--- Start of Working data ---
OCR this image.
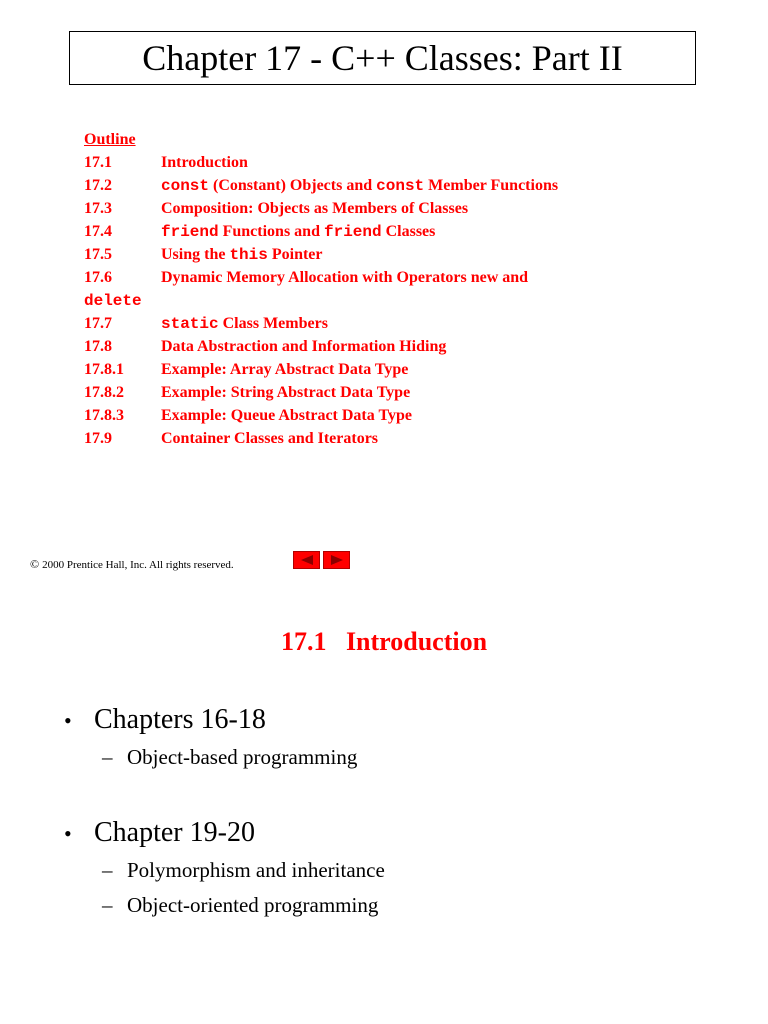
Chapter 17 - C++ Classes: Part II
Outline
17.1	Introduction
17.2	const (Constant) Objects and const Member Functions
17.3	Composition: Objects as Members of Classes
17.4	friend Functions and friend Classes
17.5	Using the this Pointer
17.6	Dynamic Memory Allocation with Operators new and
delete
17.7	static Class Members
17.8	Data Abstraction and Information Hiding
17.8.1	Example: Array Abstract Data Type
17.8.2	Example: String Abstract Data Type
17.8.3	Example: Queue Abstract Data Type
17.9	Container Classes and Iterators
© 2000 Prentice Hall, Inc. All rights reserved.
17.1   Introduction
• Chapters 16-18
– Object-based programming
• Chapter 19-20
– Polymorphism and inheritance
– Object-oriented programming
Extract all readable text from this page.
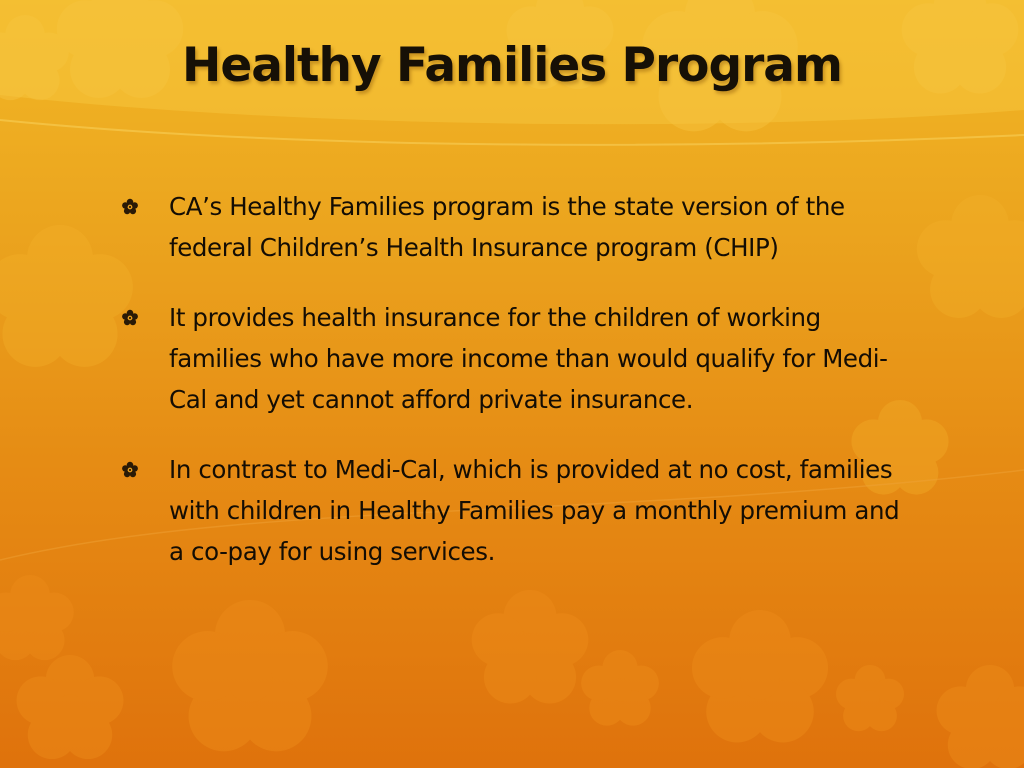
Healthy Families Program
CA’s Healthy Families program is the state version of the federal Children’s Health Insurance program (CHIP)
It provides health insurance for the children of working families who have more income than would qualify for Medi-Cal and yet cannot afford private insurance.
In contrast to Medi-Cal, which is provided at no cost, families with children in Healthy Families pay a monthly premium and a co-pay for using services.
--- End of Working data ---
--- Start of Working data ---
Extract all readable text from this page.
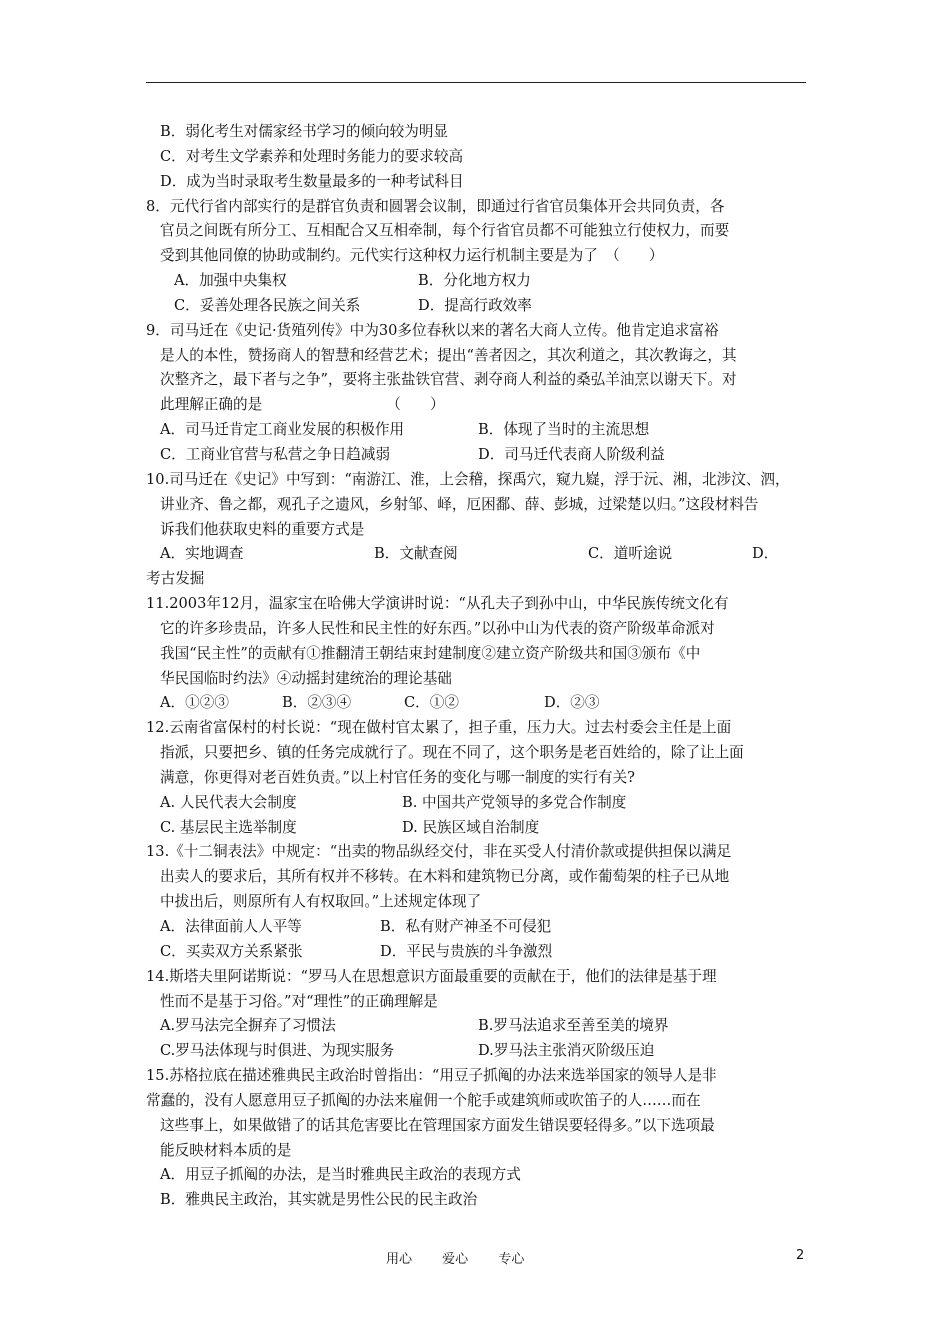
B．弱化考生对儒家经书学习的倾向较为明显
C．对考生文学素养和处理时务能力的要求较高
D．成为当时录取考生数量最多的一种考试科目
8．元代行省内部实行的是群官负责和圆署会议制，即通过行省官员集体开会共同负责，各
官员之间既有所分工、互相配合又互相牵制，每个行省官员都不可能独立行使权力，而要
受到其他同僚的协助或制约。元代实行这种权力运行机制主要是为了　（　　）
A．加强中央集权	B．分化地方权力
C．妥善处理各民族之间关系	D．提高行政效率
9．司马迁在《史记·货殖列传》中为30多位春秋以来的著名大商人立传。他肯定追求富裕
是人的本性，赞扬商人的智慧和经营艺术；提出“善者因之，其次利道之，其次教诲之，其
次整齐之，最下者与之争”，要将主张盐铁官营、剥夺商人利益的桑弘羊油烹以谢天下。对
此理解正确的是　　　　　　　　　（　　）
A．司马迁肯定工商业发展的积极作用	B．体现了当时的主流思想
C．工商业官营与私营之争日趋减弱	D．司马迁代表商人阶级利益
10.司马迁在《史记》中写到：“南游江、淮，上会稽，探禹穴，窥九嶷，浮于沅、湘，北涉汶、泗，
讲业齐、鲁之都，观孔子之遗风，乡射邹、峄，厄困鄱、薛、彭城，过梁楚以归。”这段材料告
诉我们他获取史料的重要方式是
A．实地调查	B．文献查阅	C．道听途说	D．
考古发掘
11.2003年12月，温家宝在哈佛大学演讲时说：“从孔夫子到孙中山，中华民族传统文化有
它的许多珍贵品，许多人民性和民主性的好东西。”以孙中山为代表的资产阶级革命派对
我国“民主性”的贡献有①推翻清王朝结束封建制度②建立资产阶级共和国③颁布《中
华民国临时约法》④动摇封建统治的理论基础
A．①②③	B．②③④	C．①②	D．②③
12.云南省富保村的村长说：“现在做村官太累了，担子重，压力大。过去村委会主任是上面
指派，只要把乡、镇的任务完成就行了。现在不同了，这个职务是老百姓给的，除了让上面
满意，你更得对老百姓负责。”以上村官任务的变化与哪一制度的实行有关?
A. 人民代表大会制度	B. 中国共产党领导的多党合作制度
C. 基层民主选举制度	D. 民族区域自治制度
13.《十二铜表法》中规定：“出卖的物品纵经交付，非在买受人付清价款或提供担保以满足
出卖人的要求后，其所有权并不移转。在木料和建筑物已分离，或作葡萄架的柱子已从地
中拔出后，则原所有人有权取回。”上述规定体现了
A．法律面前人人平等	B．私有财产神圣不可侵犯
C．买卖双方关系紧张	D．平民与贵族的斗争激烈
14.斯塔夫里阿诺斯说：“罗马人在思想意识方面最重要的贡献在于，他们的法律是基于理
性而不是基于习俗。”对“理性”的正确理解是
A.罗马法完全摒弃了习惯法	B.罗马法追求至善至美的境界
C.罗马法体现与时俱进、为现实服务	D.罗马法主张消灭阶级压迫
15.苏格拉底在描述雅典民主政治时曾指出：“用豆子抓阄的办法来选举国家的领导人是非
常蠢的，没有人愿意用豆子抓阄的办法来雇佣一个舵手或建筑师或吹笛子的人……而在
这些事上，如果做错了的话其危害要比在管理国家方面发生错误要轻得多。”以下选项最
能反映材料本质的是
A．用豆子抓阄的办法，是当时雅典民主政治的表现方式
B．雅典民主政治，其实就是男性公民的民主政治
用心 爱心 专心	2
--- End of Working data ---
• _Task objective_:
Which lines contain the word "Healthy"? Copy each of them.

• _Solution for this task_:
Healthy Families Program
CA’s Healthy Families program is the state version of the federal Children’s Health Insurance program (CHIP)
In contrast to Medi-Cal, which is provided at no cost, families with children in Healthy Families pay a monthly premium and a co-pay for using services.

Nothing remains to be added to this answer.